WHAT NEEDS TO BE DONE ->
Below is a block of records. Copy every line in it that contains the word "lines".
----
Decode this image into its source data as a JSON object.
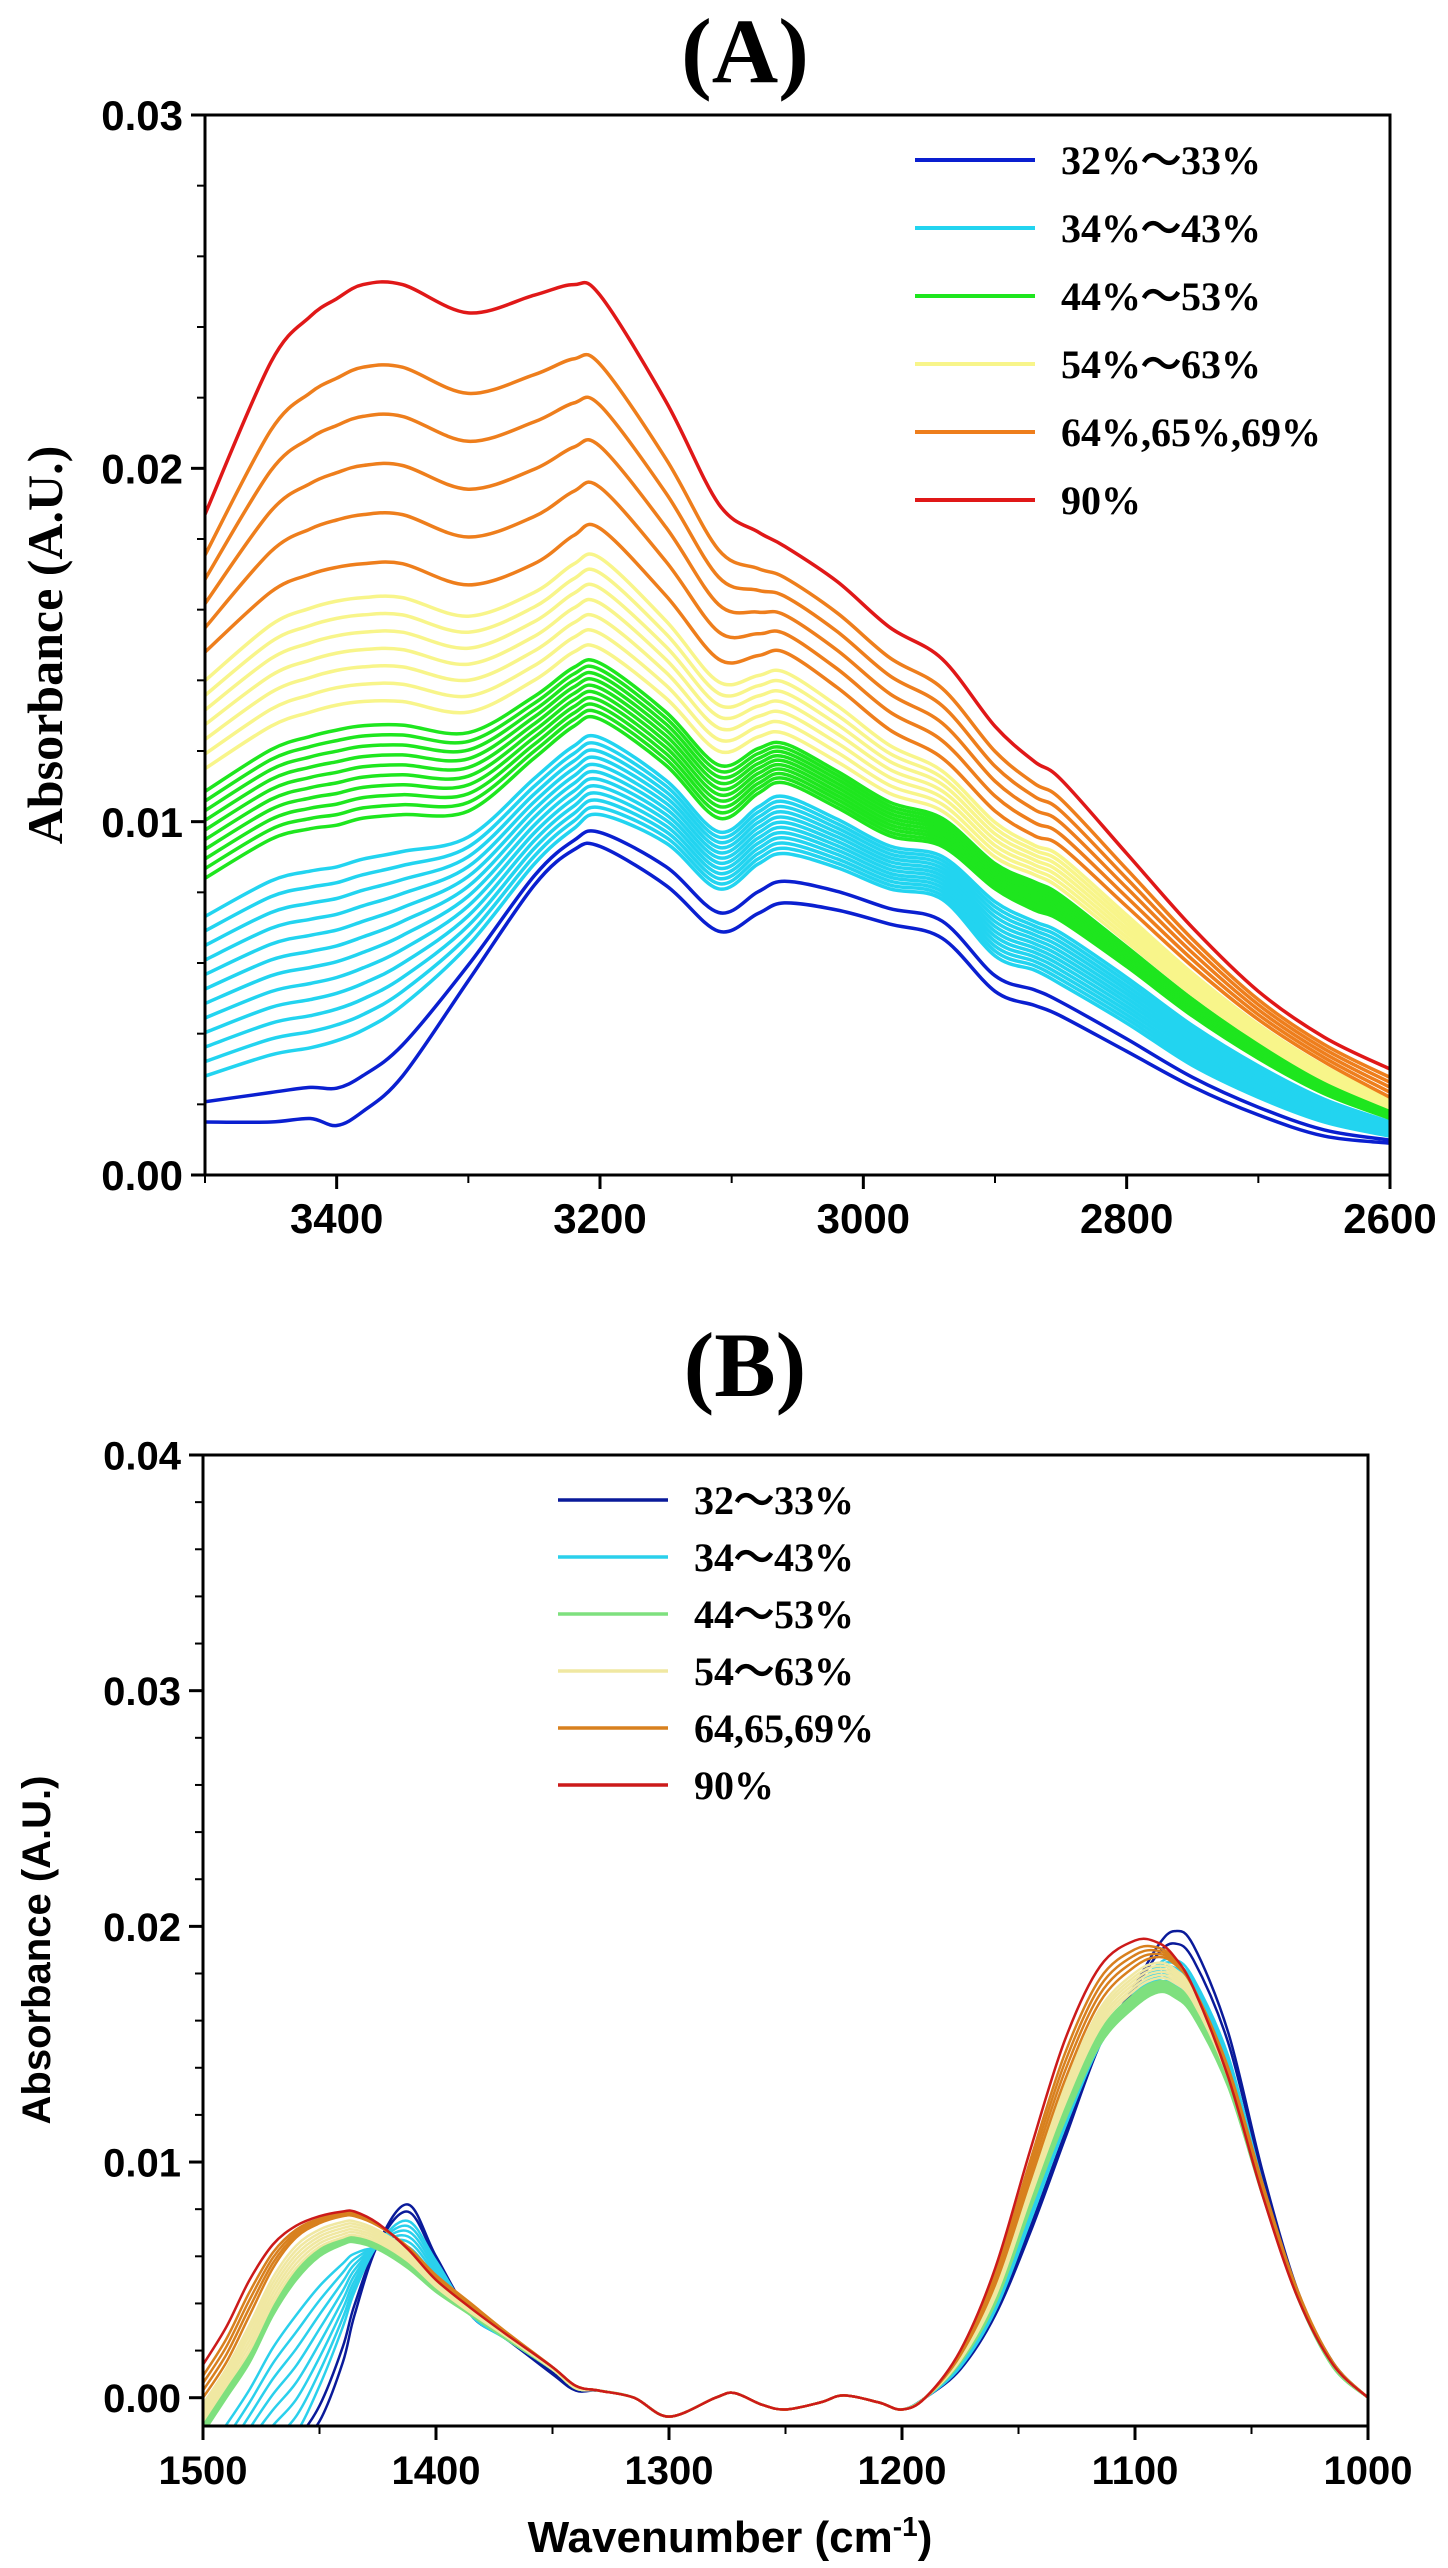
{
  "chart_data": [
    {
      "type": "line",
      "title": "(A)",
      "ylabel": "Absorbance (A.U.)",
      "xlabel": "",
      "xlim": [
        3500,
        2600
      ],
      "ylim": [
        0,
        0.03
      ],
      "x_ticks": [
        "3400",
        "3200",
        "3000",
        "2800",
        "2600"
      ],
      "y_ticks": [
        "0.00",
        "0.01",
        "0.02",
        "0.03"
      ],
      "grid": false,
      "legend_position": "top-right",
      "x": [
        3500,
        3450,
        3420,
        3400,
        3380,
        3350,
        3300,
        3250,
        3220,
        3200,
        3150,
        3110,
        3080,
        3060,
        3020,
        2980,
        2940,
        2900,
        2870,
        2850,
        2800,
        2750,
        2700,
        2650,
        2600
      ],
      "groups": [
        {
          "name": "32%～33%",
          "color": "#0a1fd0",
          "lines": 2
        },
        {
          "name": "34%～43%",
          "color": "#22d4f0",
          "lines": 12
        },
        {
          "name": "44%～53%",
          "color": "#1ee61e",
          "lines": 10
        },
        {
          "name": "54%～63%",
          "color": "#f8f58a",
          "lines": 7
        },
        {
          "name": "64%,65%,69%",
          "color": "#ee7e1c",
          "lines": 5
        },
        {
          "name": "90%",
          "color": "#e01818",
          "lines": 1
        }
      ],
      "series": [
        {
          "name": "32%～33%",
          "values": [
            0.0015,
            0.0015,
            0.0016,
            0.0014,
            0.0018,
            0.0028,
            0.0055,
            0.0082,
            0.0092,
            0.0093,
            0.0082,
            0.0069,
            0.0074,
            0.0077,
            0.0075,
            0.0071,
            0.0067,
            0.0052,
            0.0048,
            0.0045,
            0.0035,
            0.0025,
            0.0017,
            0.0011,
            0.0009
          ]
        },
        {
          "name": "34%～43%",
          "values": [
            0.0028,
            0.0034,
            0.0036,
            0.0038,
            0.0041,
            0.0048,
            0.0065,
            0.0088,
            0.0098,
            0.0102,
            0.0094,
            0.0081,
            0.0088,
            0.0091,
            0.0087,
            0.0081,
            0.0078,
            0.0062,
            0.0058,
            0.0054,
            0.0043,
            0.0031,
            0.0022,
            0.0015,
            0.0011
          ]
        },
        {
          "name": "44%～53%",
          "values": [
            0.0084,
            0.0095,
            0.0098,
            0.0099,
            0.0101,
            0.0102,
            0.0103,
            0.0118,
            0.0127,
            0.0129,
            0.0116,
            0.0101,
            0.0108,
            0.0111,
            0.0104,
            0.0096,
            0.0093,
            0.0081,
            0.0075,
            0.0072,
            0.0059,
            0.0045,
            0.0033,
            0.0023,
            0.0016
          ]
        },
        {
          "name": "54%～63%",
          "values": [
            0.0115,
            0.0127,
            0.0131,
            0.0133,
            0.0134,
            0.0134,
            0.0131,
            0.014,
            0.0148,
            0.0149,
            0.0135,
            0.012,
            0.0124,
            0.0125,
            0.0117,
            0.0108,
            0.0103,
            0.009,
            0.0085,
            0.0081,
            0.0066,
            0.0051,
            0.0038,
            0.0027,
            0.0019
          ]
        },
        {
          "name": "64%,65%,69%",
          "values": [
            0.0148,
            0.0165,
            0.017,
            0.0172,
            0.0173,
            0.0173,
            0.0167,
            0.0173,
            0.0181,
            0.0183,
            0.0164,
            0.0146,
            0.0147,
            0.0148,
            0.0138,
            0.0126,
            0.0118,
            0.0103,
            0.0096,
            0.0093,
            0.0076,
            0.0059,
            0.0044,
            0.0032,
            0.0022
          ]
        },
        {
          "name": "90%",
          "values": [
            0.0187,
            0.023,
            0.0243,
            0.0248,
            0.0252,
            0.0252,
            0.0244,
            0.0249,
            0.0252,
            0.0249,
            0.0219,
            0.019,
            0.0182,
            0.0178,
            0.0168,
            0.0155,
            0.0146,
            0.0127,
            0.0117,
            0.0112,
            0.0091,
            0.007,
            0.0052,
            0.0039,
            0.003
          ]
        }
      ]
    },
    {
      "type": "line",
      "title": "(B)",
      "ylabel": "Absorbance (A.U.)",
      "xlabel": "Wavenumber (cm",
      "xlabel_sup": "-1",
      "xlabel_end": ")",
      "xlim": [
        1500,
        1000
      ],
      "ylim": [
        -0.0012,
        0.04
      ],
      "x_ticks": [
        "1500",
        "1400",
        "1300",
        "1200",
        "1100",
        "1000"
      ],
      "y_ticks": [
        "0.00",
        "0.01",
        "0.02",
        "0.03",
        "0.04"
      ],
      "grid": false,
      "legend_position": "top-center",
      "x": [
        1500,
        1490,
        1480,
        1470,
        1460,
        1450,
        1440,
        1435,
        1425,
        1412,
        1400,
        1385,
        1370,
        1350,
        1340,
        1330,
        1315,
        1300,
        1280,
        1272,
        1260,
        1250,
        1235,
        1225,
        1210,
        1200,
        1190,
        1175,
        1160,
        1145,
        1130,
        1115,
        1100,
        1090,
        1083,
        1075,
        1060,
        1045,
        1030,
        1015,
        1000
      ],
      "groups": [
        {
          "name": "32～33%",
          "color": "#0a1a9a",
          "lines": 2
        },
        {
          "name": "34～43%",
          "color": "#2ad0ec",
          "lines": 8
        },
        {
          "name": "44～53%",
          "color": "#7ee07e",
          "lines": 8
        },
        {
          "name": "54～63%",
          "color": "#f0e8a2",
          "lines": 6
        },
        {
          "name": "64,65,69%",
          "color": "#d8801e",
          "lines": 4
        },
        {
          "name": "90%",
          "color": "#cc1a1a",
          "lines": 1
        }
      ],
      "series": [
        {
          "name": "32～33%",
          "values": [
            -0.008,
            -0.006,
            -0.004,
            -0.003,
            -0.002,
            -0.001,
            0.0015,
            0.0035,
            0.0065,
            0.0082,
            0.006,
            0.0035,
            0.0025,
            0.001,
            0.0003,
            0.0003,
            0.0,
            -0.0008,
            0.0,
            0.0002,
            -0.0003,
            -0.0005,
            -0.0002,
            0.0001,
            -0.0002,
            -0.0005,
            0.0,
            0.0012,
            0.0035,
            0.007,
            0.011,
            0.015,
            0.0175,
            0.0192,
            0.0198,
            0.0192,
            0.0155,
            0.0095,
            0.0045,
            0.0015,
            0.0
          ]
        },
        {
          "name": "34～43%",
          "values": [
            -0.006,
            -0.005,
            -0.0035,
            -0.0025,
            -0.0015,
            0.0005,
            0.003,
            0.0045,
            0.0065,
            0.0075,
            0.0058,
            0.0035,
            0.0025,
            0.0012,
            0.0004,
            0.0003,
            0.0,
            -0.0008,
            0.0,
            0.0002,
            -0.0003,
            -0.0005,
            -0.0002,
            0.0001,
            -0.0002,
            -0.0005,
            0.0,
            0.0013,
            0.0037,
            0.0075,
            0.0115,
            0.015,
            0.0172,
            0.0184,
            0.0186,
            0.0178,
            0.0145,
            0.009,
            0.0043,
            0.0014,
            0.0
          ]
        },
        {
          "name": "44～53%",
          "values": [
            -0.0015,
            0.0,
            0.0015,
            0.0035,
            0.005,
            0.006,
            0.0065,
            0.0066,
            0.0063,
            0.0055,
            0.0045,
            0.0035,
            0.0025,
            0.0012,
            0.0004,
            0.0003,
            0.0,
            -0.0008,
            0.0,
            0.0002,
            -0.0003,
            -0.0005,
            -0.0002,
            0.0001,
            -0.0002,
            -0.0005,
            0.0,
            0.0015,
            0.004,
            0.008,
            0.0118,
            0.015,
            0.0166,
            0.0172,
            0.017,
            0.0162,
            0.0132,
            0.0085,
            0.0042,
            0.0013,
            0.0
          ]
        },
        {
          "name": "54～63%",
          "values": [
            -0.001,
            0.0005,
            0.002,
            0.004,
            0.0055,
            0.0064,
            0.0068,
            0.0069,
            0.0066,
            0.0058,
            0.0047,
            0.0036,
            0.0026,
            0.0012,
            0.0004,
            0.0003,
            0.0,
            -0.0008,
            0.0,
            0.0002,
            -0.0003,
            -0.0005,
            -0.0002,
            0.0001,
            -0.0002,
            -0.0005,
            0.0,
            0.0016,
            0.0043,
            0.0085,
            0.0125,
            0.0157,
            0.0173,
            0.0178,
            0.0176,
            0.0168,
            0.0136,
            0.0087,
            0.0043,
            0.0014,
            0.0
          ]
        },
        {
          "name": "64,65,69%",
          "values": [
            0.0,
            0.0015,
            0.0035,
            0.0055,
            0.0068,
            0.0074,
            0.0077,
            0.0077,
            0.0073,
            0.0064,
            0.0052,
            0.004,
            0.0028,
            0.0013,
            0.0005,
            0.0003,
            0.0,
            -0.0008,
            0.0,
            0.0002,
            -0.0003,
            -0.0005,
            -0.0002,
            0.0001,
            -0.0002,
            -0.0005,
            0.0,
            0.0018,
            0.0048,
            0.0092,
            0.0135,
            0.0168,
            0.0183,
            0.0187,
            0.0184,
            0.0174,
            0.014,
            0.009,
            0.0045,
            0.0015,
            0.0
          ]
        },
        {
          "name": "90%",
          "values": [
            0.0014,
            0.003,
            0.005,
            0.0065,
            0.0073,
            0.0077,
            0.0079,
            0.0079,
            0.0074,
            0.0063,
            0.005,
            0.0038,
            0.0027,
            0.0013,
            0.0005,
            0.0003,
            0.0,
            -0.0008,
            0.0,
            0.0002,
            -0.0003,
            -0.0005,
            -0.0002,
            0.0001,
            -0.0002,
            -0.0005,
            0.0,
            0.002,
            0.0055,
            0.0105,
            0.0152,
            0.0183,
            0.0194,
            0.0193,
            0.0187,
            0.0174,
            0.0136,
            0.0085,
            0.0042,
            0.0014,
            0.0
          ]
        }
      ]
    }
  ]
}
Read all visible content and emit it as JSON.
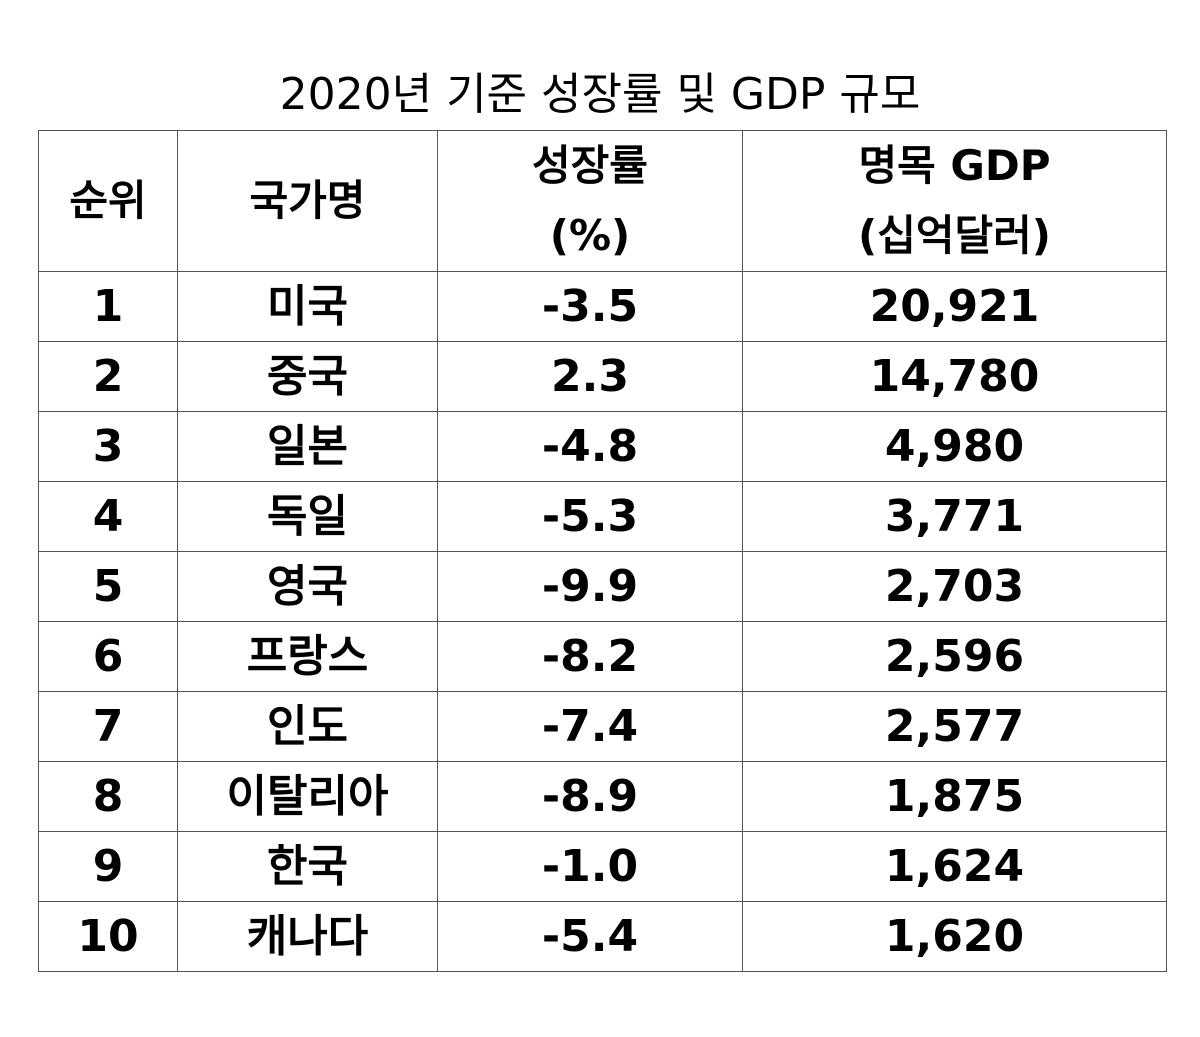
{
  "title": "2020년 기준 성장률 및 GDP 규모",
  "table": {
    "headers": {
      "rank": "순위",
      "country": "국가명",
      "growth_line1": "성장률",
      "growth_line2": "(%)",
      "gdp_line1": "명목 GDP",
      "gdp_line2": "(십억달러)"
    },
    "rows": [
      {
        "rank": "1",
        "country": "미국",
        "growth": "-3.5",
        "gdp": "20,921"
      },
      {
        "rank": "2",
        "country": "중국",
        "growth": "2.3",
        "gdp": "14,780"
      },
      {
        "rank": "3",
        "country": "일본",
        "growth": "-4.8",
        "gdp": "4,980"
      },
      {
        "rank": "4",
        "country": "독일",
        "growth": "-5.3",
        "gdp": "3,771"
      },
      {
        "rank": "5",
        "country": "영국",
        "growth": "-9.9",
        "gdp": "2,703"
      },
      {
        "rank": "6",
        "country": "프랑스",
        "growth": "-8.2",
        "gdp": "2,596"
      },
      {
        "rank": "7",
        "country": "인도",
        "growth": "-7.4",
        "gdp": "2,577"
      },
      {
        "rank": "8",
        "country": "이탈리아",
        "growth": "-8.9",
        "gdp": "1,875"
      },
      {
        "rank": "9",
        "country": "한국",
        "growth": "-1.0",
        "gdp": "1,624"
      },
      {
        "rank": "10",
        "country": "캐나다",
        "growth": "-5.4",
        "gdp": "1,620"
      }
    ]
  },
  "colors": {
    "text": "#000000",
    "border": "#555555",
    "background": "#ffffff"
  }
}
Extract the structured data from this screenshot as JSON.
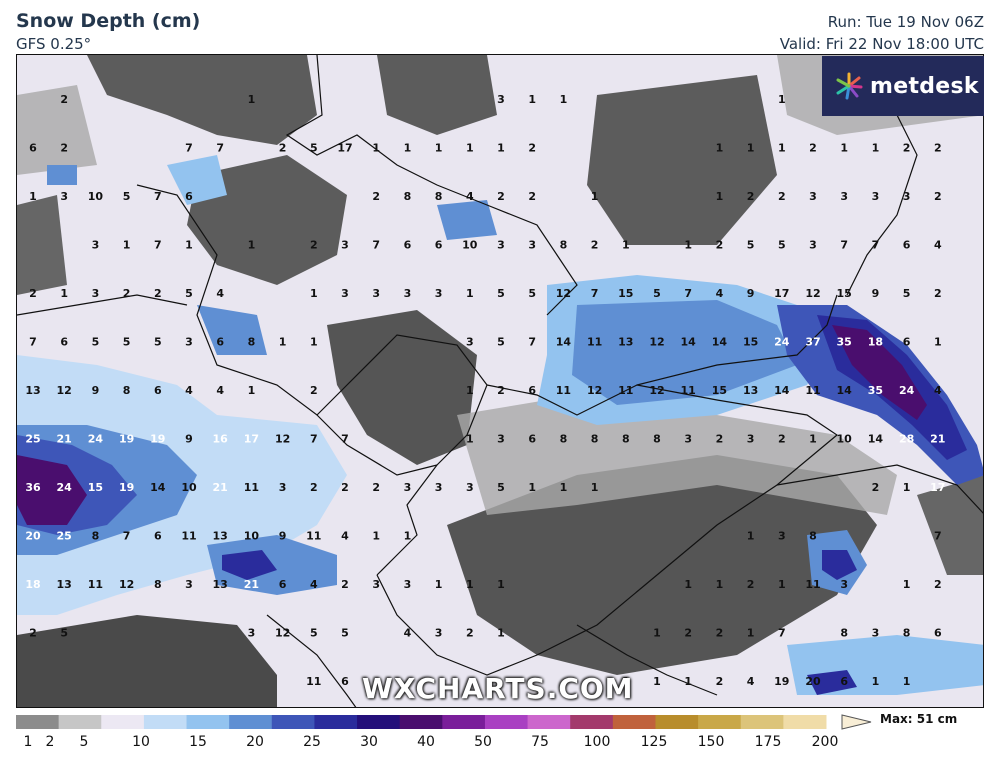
----
REPLY TO THE EXERCISE ->
          "lines": 2
          "lines": 12
          "lines": 10
          "lines": 7
          "lines": 5
          "lines": 1
          "lines": 2
          "lines": 8
          "lines": 8
          "lines": 6
          "lines": 4
          "lines": 1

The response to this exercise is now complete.